Description & Technical information
Fattened Dog - COLIMA - Mexico - 100 BC. - 250 AD. - Pre-Columbian
Height : 27,1 cm
Length : 40 cm
Width : 24,3 cm
Red terracotta with important traces of manganese oxide.
Documents (originals) provided to the acquirer:
- Certificate of authenticity of the Galerie Mermoz,
Santo Micali, Expert, (CNE) Compagnie Nationale des Experts
- Certificate of Art Loss Register
- Passport of free circulation
- Thermoluminescence report
This sculpture is undoubtedly one of the most beautiful representations of a Colima dog. Its generous forms, its superb glossy patina, its intense red-coffee slip, its excellent state of conservation and the life that the ceramist knew how to breathe into it, makes it an admirable work, from an aesthetic, technical and symbolic point of view.
The "hairless dogs" are typical of Mexico and are among the privileged subjects of the Colima artists who immortalized them in many ways. The care taken in their representation attests to the importance of these animals in the eyes of the peoples of Mesoamerica, who occupied a central place in their mythology.

- - - - - - -

Objectives ▸
(a) According to the Colima dog description, what is the sculpture made of?
(b) Carry on the description of the Colima dog sculpture from its last sentence.

Available data ▸

- - - - - - -

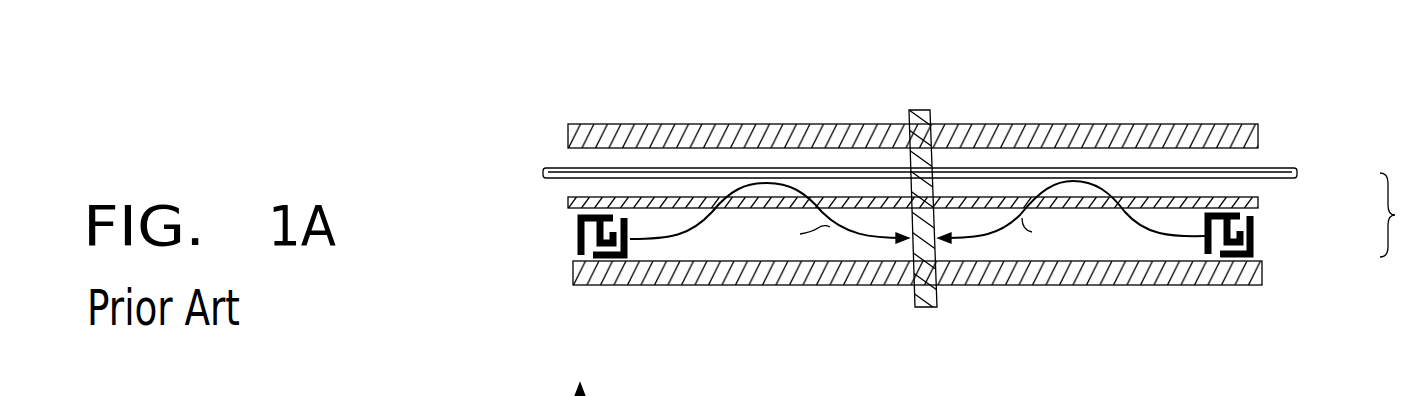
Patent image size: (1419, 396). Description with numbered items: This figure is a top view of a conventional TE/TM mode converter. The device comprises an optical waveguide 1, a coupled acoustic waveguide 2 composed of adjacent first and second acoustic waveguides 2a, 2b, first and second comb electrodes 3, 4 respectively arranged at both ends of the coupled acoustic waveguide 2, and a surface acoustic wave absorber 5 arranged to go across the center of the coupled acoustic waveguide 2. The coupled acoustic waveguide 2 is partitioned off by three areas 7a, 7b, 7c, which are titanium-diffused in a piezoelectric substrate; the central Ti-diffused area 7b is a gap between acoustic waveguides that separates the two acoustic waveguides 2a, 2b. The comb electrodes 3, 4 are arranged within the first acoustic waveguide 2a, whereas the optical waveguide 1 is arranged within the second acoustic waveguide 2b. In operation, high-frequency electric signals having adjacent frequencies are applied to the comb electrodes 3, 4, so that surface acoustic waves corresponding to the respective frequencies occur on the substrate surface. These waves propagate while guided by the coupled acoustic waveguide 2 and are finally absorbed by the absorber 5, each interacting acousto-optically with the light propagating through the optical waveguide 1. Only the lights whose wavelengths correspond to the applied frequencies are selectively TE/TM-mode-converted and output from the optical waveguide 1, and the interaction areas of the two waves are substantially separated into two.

- - - - - - -

Response list ▸
(a) Red terracotta with important traces of manganese oxide.

(b)
Among the rare domesticated species, this type of dog, with very ancient roots, shared the daily life of pre-Hispanic men. On a symbolic level, it was perceived as the auxiliary of the god Xolotl, god of death, whose name also means "twin" in Nahuatl. He acted as a soul ferryman and his function was to accompany the deceased in the grave, to guide and protect them in their perilous journey to the afterlife.
Xolotl gave its name to the breed that still exists, Xoloitzcuintle, which combines the name of the god and the common name for "dog " in Nahuatl, itzcuintli.
This canine species was also fattened and its meat, considered a delicacy, was consumed during ritual ceremonies. By extension, we can consider that the ceramic representations, found in a funerary context, served as a scout but also as a " nutritional" resource for the deceased man. This explains the emphasis placed on its round and generous belly.
Date: 100 BC. - 250 AD.
Dimensions: 27.1 x 40 x 24.3 cm (10⁵/₈ x 15³/₄ x 9⁵/₈ inches)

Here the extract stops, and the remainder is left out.